> WORK TO DO: Make an exact copy of all the entries, with the pictures left out.

Some records
◇ ◇ ◇ ◇

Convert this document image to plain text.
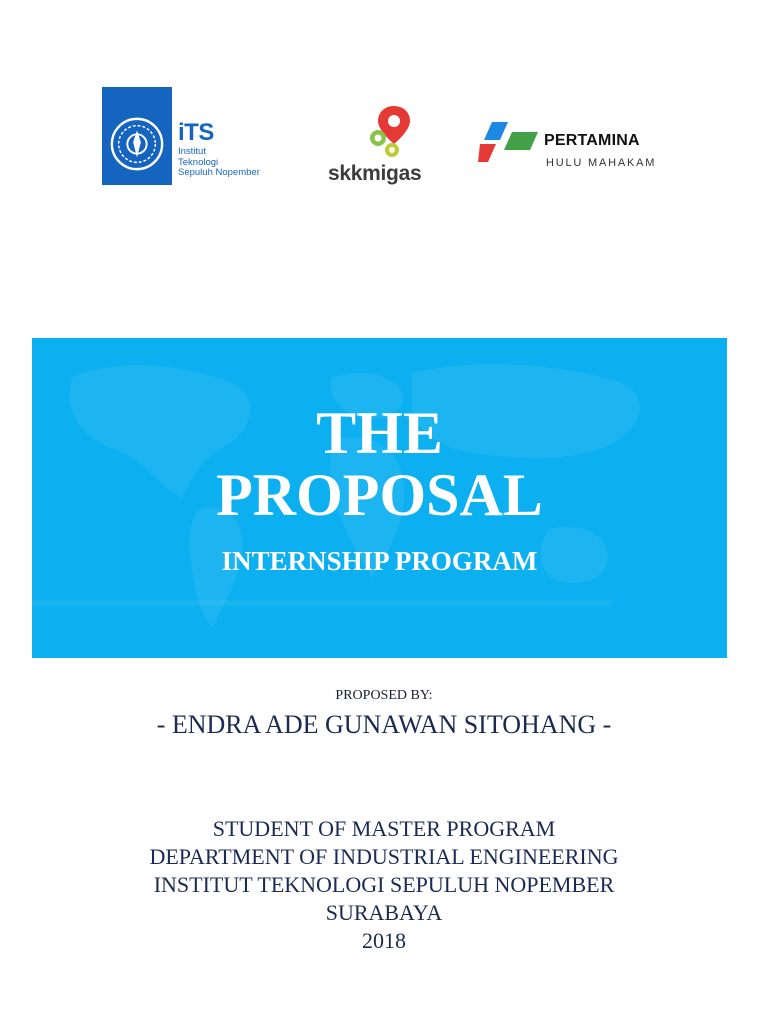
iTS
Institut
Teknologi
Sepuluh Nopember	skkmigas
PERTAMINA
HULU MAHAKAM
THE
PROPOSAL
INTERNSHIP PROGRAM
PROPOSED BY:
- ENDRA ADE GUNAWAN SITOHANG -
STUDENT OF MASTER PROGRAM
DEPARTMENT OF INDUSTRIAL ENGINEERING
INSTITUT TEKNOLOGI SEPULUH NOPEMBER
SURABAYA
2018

◇ ◇ ◇ ◇

> EXERCISE ANSWER:
Convert this document image to plain text.
iTS
Institut
Teknologi
Sepuluh Nopember	skkmigas
PERTAMINA
HULU MAHAKAM
THE
PROPOSAL
INTERNSHIP PROGRAM
PROPOSED BY:
- ENDRA ADE GUNAWAN SITOHANG -
STUDENT OF MASTER PROGRAM
DEPARTMENT OF INDUSTRIAL ENGINEERING
INSTITUT TEKNOLOGI SEPULUH NOPEMBER
SURABAYA
2018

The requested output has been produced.